[Dataset items]
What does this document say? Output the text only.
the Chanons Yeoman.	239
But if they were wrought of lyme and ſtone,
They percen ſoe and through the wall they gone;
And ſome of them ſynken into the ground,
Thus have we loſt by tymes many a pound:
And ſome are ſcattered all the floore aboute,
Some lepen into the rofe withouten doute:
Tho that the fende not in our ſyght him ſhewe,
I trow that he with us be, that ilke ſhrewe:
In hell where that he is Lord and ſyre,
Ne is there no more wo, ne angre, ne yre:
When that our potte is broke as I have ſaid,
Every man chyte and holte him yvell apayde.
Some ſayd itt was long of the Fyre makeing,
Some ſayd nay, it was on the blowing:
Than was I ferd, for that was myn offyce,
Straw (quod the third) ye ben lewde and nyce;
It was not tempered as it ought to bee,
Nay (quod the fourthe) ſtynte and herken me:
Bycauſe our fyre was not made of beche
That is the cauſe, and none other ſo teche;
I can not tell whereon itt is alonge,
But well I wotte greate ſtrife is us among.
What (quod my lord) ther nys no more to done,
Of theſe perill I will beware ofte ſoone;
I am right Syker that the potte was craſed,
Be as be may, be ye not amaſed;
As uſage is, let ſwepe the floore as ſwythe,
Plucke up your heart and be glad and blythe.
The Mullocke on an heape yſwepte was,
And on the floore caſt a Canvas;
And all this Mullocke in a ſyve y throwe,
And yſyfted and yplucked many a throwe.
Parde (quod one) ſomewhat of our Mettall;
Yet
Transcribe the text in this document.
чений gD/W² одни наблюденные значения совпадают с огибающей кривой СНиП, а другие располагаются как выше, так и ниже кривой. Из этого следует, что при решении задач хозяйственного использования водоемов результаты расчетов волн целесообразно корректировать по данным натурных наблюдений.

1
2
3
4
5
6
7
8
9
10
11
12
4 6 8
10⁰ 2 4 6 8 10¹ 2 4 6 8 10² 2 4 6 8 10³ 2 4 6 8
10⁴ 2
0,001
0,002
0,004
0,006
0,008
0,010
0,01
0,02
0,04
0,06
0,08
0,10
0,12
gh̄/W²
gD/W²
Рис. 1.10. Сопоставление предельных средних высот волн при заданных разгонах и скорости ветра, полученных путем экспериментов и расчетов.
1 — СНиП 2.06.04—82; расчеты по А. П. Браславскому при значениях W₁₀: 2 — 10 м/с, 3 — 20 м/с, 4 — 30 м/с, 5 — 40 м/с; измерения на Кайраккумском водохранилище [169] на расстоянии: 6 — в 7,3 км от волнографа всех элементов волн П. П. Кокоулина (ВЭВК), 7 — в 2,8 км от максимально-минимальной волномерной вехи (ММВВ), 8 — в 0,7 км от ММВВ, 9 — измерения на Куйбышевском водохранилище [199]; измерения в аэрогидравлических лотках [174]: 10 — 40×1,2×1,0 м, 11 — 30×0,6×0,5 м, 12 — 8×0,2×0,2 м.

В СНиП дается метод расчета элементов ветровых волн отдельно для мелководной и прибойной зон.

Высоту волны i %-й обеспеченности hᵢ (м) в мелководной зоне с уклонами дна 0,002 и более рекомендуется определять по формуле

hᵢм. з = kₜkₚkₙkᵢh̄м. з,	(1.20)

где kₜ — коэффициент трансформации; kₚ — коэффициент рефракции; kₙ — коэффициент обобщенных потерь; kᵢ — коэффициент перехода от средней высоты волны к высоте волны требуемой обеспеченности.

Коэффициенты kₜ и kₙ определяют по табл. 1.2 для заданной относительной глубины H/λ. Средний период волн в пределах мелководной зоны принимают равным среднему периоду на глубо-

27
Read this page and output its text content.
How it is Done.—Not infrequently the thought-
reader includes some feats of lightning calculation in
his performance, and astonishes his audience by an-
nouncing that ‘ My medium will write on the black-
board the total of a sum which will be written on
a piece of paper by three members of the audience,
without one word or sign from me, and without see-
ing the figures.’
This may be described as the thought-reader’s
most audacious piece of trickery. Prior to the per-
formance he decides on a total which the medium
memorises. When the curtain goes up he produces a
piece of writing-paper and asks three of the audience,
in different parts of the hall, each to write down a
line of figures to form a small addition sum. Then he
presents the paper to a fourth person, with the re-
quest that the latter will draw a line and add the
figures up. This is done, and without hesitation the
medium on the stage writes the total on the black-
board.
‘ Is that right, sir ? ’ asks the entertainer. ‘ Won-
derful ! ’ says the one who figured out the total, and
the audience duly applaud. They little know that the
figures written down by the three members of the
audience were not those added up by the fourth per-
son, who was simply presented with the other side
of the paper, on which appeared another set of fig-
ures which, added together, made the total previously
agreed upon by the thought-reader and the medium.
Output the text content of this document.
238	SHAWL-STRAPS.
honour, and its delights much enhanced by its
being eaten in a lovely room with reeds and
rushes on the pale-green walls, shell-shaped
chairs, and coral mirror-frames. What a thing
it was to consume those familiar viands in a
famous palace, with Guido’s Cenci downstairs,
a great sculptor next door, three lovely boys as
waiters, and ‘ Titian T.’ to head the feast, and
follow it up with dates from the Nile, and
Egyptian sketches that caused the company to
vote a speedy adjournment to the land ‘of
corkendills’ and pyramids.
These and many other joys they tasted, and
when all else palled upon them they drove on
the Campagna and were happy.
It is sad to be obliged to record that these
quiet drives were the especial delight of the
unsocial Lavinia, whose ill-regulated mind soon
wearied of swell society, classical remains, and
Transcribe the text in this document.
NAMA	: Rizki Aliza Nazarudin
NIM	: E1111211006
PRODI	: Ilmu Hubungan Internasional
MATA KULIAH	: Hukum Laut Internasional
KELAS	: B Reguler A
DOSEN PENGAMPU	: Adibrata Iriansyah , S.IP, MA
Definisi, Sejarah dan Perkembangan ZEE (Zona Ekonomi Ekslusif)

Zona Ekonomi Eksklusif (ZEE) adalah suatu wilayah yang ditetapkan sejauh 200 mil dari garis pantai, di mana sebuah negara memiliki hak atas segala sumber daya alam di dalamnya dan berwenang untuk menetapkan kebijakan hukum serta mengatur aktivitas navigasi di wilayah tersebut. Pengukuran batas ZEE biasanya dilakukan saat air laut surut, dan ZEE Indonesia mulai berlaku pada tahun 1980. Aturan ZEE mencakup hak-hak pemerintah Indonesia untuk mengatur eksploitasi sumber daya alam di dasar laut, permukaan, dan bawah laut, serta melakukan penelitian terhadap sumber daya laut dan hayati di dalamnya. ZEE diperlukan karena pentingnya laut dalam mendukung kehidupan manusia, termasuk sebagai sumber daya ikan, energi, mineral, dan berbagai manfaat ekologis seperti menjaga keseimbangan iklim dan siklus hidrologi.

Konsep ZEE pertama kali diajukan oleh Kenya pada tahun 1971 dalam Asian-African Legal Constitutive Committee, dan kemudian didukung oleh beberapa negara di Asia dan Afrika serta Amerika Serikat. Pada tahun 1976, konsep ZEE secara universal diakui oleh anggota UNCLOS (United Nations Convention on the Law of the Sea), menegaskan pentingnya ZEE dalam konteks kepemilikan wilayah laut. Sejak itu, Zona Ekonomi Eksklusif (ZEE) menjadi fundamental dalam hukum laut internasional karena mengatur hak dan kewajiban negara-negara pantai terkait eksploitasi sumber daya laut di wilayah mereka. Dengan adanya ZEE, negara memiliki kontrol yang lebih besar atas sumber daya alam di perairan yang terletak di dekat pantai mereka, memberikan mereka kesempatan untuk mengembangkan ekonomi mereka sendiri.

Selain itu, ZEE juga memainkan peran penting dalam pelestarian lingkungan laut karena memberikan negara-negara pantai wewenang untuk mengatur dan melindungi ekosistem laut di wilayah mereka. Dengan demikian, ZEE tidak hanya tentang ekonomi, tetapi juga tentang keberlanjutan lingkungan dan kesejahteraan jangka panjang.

» Exercise task
Filter for "members". Return all lines that hold it.

» Solved exercise
a piece of paper by three members of the audience,
figures written down by the three members of the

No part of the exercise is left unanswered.